- _Required action_
The reply should repeat all of the data word for word, with no pictures.

- _Data shown_
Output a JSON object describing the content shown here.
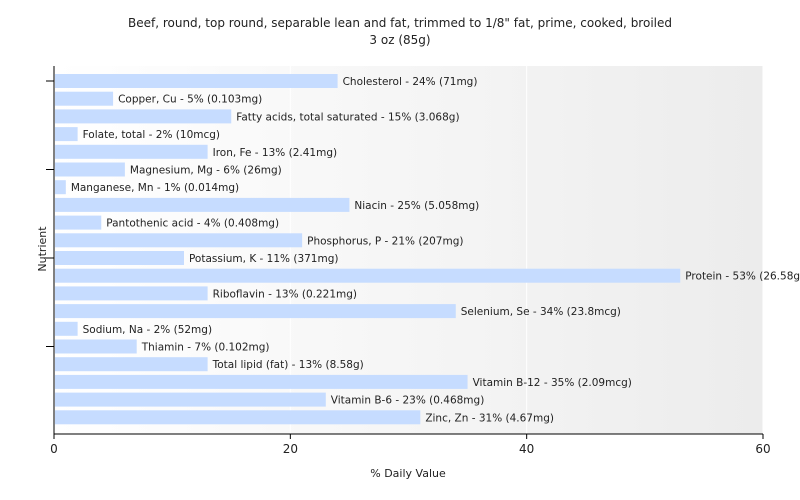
{
  "chart_data": {
    "type": "bar",
    "orientation": "horizontal",
    "title": "Beef, round, top round, separable lean and fat, trimmed to 1/8\" fat, prime, cooked, broiled",
    "subtitle": "3 oz (85g)",
    "xlabel": "% Daily Value",
    "ylabel": "Nutrient",
    "xlim": [
      0,
      60
    ],
    "xticks": [
      0,
      20,
      40,
      60
    ],
    "grid": true,
    "colors": {
      "bar": "#c6dcff",
      "background": "#ffffff",
      "grid": "#ffffff",
      "axis": "#000000"
    },
    "categories": [
      "Cholesterol",
      "Copper, Cu",
      "Fatty acids, total saturated",
      "Folate, total",
      "Iron, Fe",
      "Magnesium, Mg",
      "Manganese, Mn",
      "Niacin",
      "Pantothenic acid",
      "Phosphorus, P",
      "Potassium, K",
      "Protein",
      "Riboflavin",
      "Selenium, Se",
      "Sodium, Na",
      "Thiamin",
      "Total lipid (fat)",
      "Vitamin B-12",
      "Vitamin B-6",
      "Zinc, Zn"
    ],
    "values": [
      24,
      5,
      15,
      2,
      13,
      6,
      1,
      25,
      4,
      21,
      11,
      53,
      13,
      34,
      2,
      7,
      13,
      35,
      23,
      31
    ],
    "labels": [
      "Cholesterol - 24% (71mg)",
      "Copper, Cu - 5% (0.103mg)",
      "Fatty acids, total saturated - 15% (3.068g)",
      "Folate, total - 2% (10mcg)",
      "Iron, Fe - 13% (2.41mg)",
      "Magnesium, Mg - 6% (26mg)",
      "Manganese, Mn - 1% (0.014mg)",
      "Niacin - 25% (5.058mg)",
      "Pantothenic acid - 4% (0.408mg)",
      "Phosphorus, P - 21% (207mg)",
      "Potassium, K - 11% (371mg)",
      "Protein - 53% (26.58g)",
      "Riboflavin - 13% (0.221mg)",
      "Selenium, Se - 34% (23.8mcg)",
      "Sodium, Na - 2% (52mg)",
      "Thiamin - 7% (0.102mg)",
      "Total lipid (fat) - 13% (8.58g)",
      "Vitamin B-12 - 35% (2.09mcg)",
      "Vitamin B-6 - 23% (0.468mg)",
      "Zinc, Zn - 31% (4.67mg)"
    ]
  }
}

- _Exercise solution_
Output a JSON object describing the content shown here.
{
  "chart_data": {
    "type": "bar",
    "orientation": "horizontal",
    "title": "Beef, round, top round, separable lean and fat, trimmed to 1/8\" fat, prime, cooked, broiled",
    "subtitle": "3 oz (85g)",
    "xlabel": "% Daily Value",
    "ylabel": "Nutrient",
    "xlim": [
      0,
      60
    ],
    "xticks": [
      0,
      20,
      40,
      60
    ],
    "grid": true,
    "colors": {
      "bar": "#c6dcff",
      "background": "#ffffff",
      "grid": "#ffffff",
      "axis": "#000000"
    },
    "categories": [
      "Cholesterol",
      "Copper, Cu",
      "Fatty acids, total saturated",
      "Folate, total",
      "Iron, Fe",
      "Magnesium, Mg",
      "Manganese, Mn",
      "Niacin",
      "Pantothenic acid",
      "Phosphorus, P",
      "Potassium, K",
      "Protein",
      "Riboflavin",
      "Selenium, Se",
      "Sodium, Na",
      "Thiamin",
      "Total lipid (fat)",
      "Vitamin B-12",
      "Vitamin B-6",
      "Zinc, Zn"
    ],
    "values": [
      24,
      5,
      15,
      2,
      13,
      6,
      1,
      25,
      4,
      21,
      11,
      53,
      13,
      34,
      2,
      7,
      13,
      35,
      23,
      31
    ],
    "labels": [
      "Cholesterol - 24% (71mg)",
      "Copper, Cu - 5% (0.103mg)",
      "Fatty acids, total saturated - 15% (3.068g)",
      "Folate, total - 2% (10mcg)",
      "Iron, Fe - 13% (2.41mg)",
      "Magnesium, Mg - 6% (26mg)",
      "Manganese, Mn - 1% (0.014mg)",
      "Niacin - 25% (5.058mg)",
      "Pantothenic acid - 4% (0.408mg)",
      "Phosphorus, P - 21% (207mg)",
      "Potassium, K - 11% (371mg)",
      "Protein - 53% (26.58g)",
      "Riboflavin - 13% (0.221mg)",
      "Selenium, Se - 34% (23.8mcg)",
      "Sodium, Na - 2% (52mg)",
      "Thiamin - 7% (0.102mg)",
      "Total lipid (fat) - 13% (8.58g)",
      "Vitamin B-12 - 35% (2.09mcg)",
      "Vitamin B-6 - 23% (0.468mg)",
      "Zinc, Zn - 31% (4.67mg)"
    ]
  }
}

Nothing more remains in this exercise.